Stored data
▼▼▼

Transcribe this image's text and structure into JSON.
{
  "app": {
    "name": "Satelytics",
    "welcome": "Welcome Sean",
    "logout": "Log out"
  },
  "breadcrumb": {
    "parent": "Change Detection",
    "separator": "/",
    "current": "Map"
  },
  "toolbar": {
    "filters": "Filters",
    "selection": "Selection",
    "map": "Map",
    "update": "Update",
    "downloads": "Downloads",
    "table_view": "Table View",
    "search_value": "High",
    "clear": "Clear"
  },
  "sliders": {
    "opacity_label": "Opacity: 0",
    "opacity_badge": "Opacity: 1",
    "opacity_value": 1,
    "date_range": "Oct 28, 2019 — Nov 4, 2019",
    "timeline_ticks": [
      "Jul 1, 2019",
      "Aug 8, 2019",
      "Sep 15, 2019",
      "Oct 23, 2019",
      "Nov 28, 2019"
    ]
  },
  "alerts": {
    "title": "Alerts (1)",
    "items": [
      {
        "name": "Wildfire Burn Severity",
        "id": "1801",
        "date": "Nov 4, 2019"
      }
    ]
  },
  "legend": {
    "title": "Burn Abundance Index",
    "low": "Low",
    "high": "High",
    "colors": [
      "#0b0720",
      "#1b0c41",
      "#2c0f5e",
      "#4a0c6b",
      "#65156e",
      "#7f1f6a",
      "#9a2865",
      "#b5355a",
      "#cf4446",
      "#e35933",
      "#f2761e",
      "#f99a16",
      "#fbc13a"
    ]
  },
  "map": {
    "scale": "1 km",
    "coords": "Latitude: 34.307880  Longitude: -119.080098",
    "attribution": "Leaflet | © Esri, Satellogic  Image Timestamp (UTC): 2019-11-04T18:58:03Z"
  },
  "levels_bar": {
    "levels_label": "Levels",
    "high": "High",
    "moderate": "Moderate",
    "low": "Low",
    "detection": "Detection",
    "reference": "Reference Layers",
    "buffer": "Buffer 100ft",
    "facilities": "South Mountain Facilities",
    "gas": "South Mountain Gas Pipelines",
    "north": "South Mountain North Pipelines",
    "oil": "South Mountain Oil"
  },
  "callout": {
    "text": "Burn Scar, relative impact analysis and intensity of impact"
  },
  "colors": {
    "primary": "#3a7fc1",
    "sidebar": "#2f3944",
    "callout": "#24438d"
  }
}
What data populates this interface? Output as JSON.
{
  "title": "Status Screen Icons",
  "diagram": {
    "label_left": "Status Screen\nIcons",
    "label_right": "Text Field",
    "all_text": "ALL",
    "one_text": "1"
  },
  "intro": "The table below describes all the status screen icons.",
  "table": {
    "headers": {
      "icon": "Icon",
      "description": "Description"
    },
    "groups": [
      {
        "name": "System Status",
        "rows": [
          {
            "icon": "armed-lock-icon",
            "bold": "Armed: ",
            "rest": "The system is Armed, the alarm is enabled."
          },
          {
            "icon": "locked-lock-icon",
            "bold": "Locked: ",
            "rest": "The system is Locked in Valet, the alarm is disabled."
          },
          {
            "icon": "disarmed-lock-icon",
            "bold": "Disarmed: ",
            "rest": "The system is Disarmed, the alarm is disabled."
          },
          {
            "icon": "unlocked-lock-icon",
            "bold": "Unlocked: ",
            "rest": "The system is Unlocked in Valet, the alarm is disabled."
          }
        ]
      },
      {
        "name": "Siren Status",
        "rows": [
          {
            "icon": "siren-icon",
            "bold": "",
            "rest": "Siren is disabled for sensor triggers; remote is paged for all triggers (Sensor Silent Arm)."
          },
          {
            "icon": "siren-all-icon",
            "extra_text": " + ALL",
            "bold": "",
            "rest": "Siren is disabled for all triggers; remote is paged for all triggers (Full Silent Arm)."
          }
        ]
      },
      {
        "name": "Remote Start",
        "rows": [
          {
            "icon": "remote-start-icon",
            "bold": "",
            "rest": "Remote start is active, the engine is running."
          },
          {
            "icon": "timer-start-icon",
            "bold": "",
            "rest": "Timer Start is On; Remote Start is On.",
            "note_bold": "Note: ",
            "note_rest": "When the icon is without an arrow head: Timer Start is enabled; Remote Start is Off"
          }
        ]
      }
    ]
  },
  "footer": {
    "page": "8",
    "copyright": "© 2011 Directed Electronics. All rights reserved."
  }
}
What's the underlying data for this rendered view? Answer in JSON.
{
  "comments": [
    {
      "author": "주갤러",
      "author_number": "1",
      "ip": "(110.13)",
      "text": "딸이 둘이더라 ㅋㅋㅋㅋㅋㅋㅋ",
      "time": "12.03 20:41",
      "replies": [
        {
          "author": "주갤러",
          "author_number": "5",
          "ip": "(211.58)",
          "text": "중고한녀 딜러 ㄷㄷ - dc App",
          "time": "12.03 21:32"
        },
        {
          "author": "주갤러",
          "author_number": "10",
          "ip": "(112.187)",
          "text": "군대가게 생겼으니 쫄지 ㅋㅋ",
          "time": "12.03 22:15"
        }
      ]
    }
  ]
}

▲▲▲

• What is needed:
Type out the whole listing above again, exactly as it stands.

• Response below:
Transcribe this image's text and structure into JSON.
{
  "app": {
    "name": "Satelytics",
    "welcome": "Welcome Sean",
    "logout": "Log out"
  },
  "breadcrumb": {
    "parent": "Change Detection",
    "separator": "/",
    "current": "Map"
  },
  "toolbar": {
    "filters": "Filters",
    "selection": "Selection",
    "map": "Map",
    "update": "Update",
    "downloads": "Downloads",
    "table_view": "Table View",
    "search_value": "High",
    "clear": "Clear"
  },
  "sliders": {
    "opacity_label": "Opacity: 0",
    "opacity_badge": "Opacity: 1",
    "opacity_value": 1,
    "date_range": "Oct 28, 2019 — Nov 4, 2019",
    "timeline_ticks": [
      "Jul 1, 2019",
      "Aug 8, 2019",
      "Sep 15, 2019",
      "Oct 23, 2019",
      "Nov 28, 2019"
    ]
  },
  "alerts": {
    "title": "Alerts (1)",
    "items": [
      {
        "name": "Wildfire Burn Severity",
        "id": "1801",
        "date": "Nov 4, 2019"
      }
    ]
  },
  "legend": {
    "title": "Burn Abundance Index",
    "low": "Low",
    "high": "High",
    "colors": [
      "#0b0720",
      "#1b0c41",
      "#2c0f5e",
      "#4a0c6b",
      "#65156e",
      "#7f1f6a",
      "#9a2865",
      "#b5355a",
      "#cf4446",
      "#e35933",
      "#f2761e",
      "#f99a16",
      "#fbc13a"
    ]
  },
  "map": {
    "scale": "1 km",
    "coords": "Latitude: 34.307880  Longitude: -119.080098",
    "attribution": "Leaflet | © Esri, Satellogic  Image Timestamp (UTC): 2019-11-04T18:58:03Z"
  },
  "levels_bar": {
    "levels_label": "Levels",
    "high": "High",
    "moderate": "Moderate",
    "low": "Low",
    "detection": "Detection",
    "reference": "Reference Layers",
    "buffer": "Buffer 100ft",
    "facilities": "South Mountain Facilities",
    "gas": "South Mountain Gas Pipelines",
    "north": "South Mountain North Pipelines",
    "oil": "South Mountain Oil"
  },
  "callout": {
    "text": "Burn Scar, relative impact analysis and intensity of impact"
  },
  "colors": {
    "primary": "#3a7fc1",
    "sidebar": "#2f3944",
    "callout": "#24438d"
  }
}
What data populates this interface? Output as JSON.
{
  "title": "Status Screen Icons",
  "diagram": {
    "label_left": "Status Screen\nIcons",
    "label_right": "Text Field",
    "all_text": "ALL",
    "one_text": "1"
  },
  "intro": "The table below describes all the status screen icons.",
  "table": {
    "headers": {
      "icon": "Icon",
      "description": "Description"
    },
    "groups": [
      {
        "name": "System Status",
        "rows": [
          {
            "icon": "armed-lock-icon",
            "bold": "Armed: ",
            "rest": "The system is Armed, the alarm is enabled."
          },
          {
            "icon": "locked-lock-icon",
            "bold": "Locked: ",
            "rest": "The system is Locked in Valet, the alarm is disabled."
          },
          {
            "icon": "disarmed-lock-icon",
            "bold": "Disarmed: ",
            "rest": "The system is Disarmed, the alarm is disabled."
          },
          {
            "icon": "unlocked-lock-icon",
            "bold": "Unlocked: ",
            "rest": "The system is Unlocked in Valet, the alarm is disabled."
          }
        ]
      },
      {
        "name": "Siren Status",
        "rows": [
          {
            "icon": "siren-icon",
            "bold": "",
            "rest": "Siren is disabled for sensor triggers; remote is paged for all triggers (Sensor Silent Arm)."
          },
          {
            "icon": "siren-all-icon",
            "extra_text": " + ALL",
            "bold": "",
            "rest": "Siren is disabled for all triggers; remote is paged for all triggers (Full Silent Arm)."
          }
        ]
      },
      {
        "name": "Remote Start",
        "rows": [
          {
            "icon": "remote-start-icon",
            "bold": "",
            "rest": "Remote start is active, the engine is running."
          },
          {
            "icon": "timer-start-icon",
            "bold": "",
            "rest": "Timer Start is On; Remote Start is On.",
            "note_bold": "Note: ",
            "note_rest": "When the icon is without an arrow head: Timer Start is enabled; Remote Start is Off"
          }
        ]
      }
    ]
  },
  "footer": {
    "page": "8",
    "copyright": "© 2011 Directed Electronics. All rights reserved."
  }
}
What's the underlying data for this rendered view? Answer in JSON.
{
  "comments": [
    {
      "author": "주갤러",
      "author_number": "1",
      "ip": "(110.13)",
      "text": "딸이 둘이더라 ㅋㅋㅋㅋㅋㅋㅋ",
      "time": "12.03 20:41",
      "replies": [
        {
          "author": "주갤러",
          "author_number": "5",
          "ip": "(211.58)",
          "text": "중고한녀 딜러 ㄷㄷ - dc App",
          "time": "12.03 21:32"
        },
        {
          "author": "주갤러",
          "author_number": "10",
          "ip": "(112.187)",
          "text": "군대가게 생겼으니 쫄지 ㅋㅋ",
          "time": "12.03 22:15"
        }
      ]
    }
  ]
}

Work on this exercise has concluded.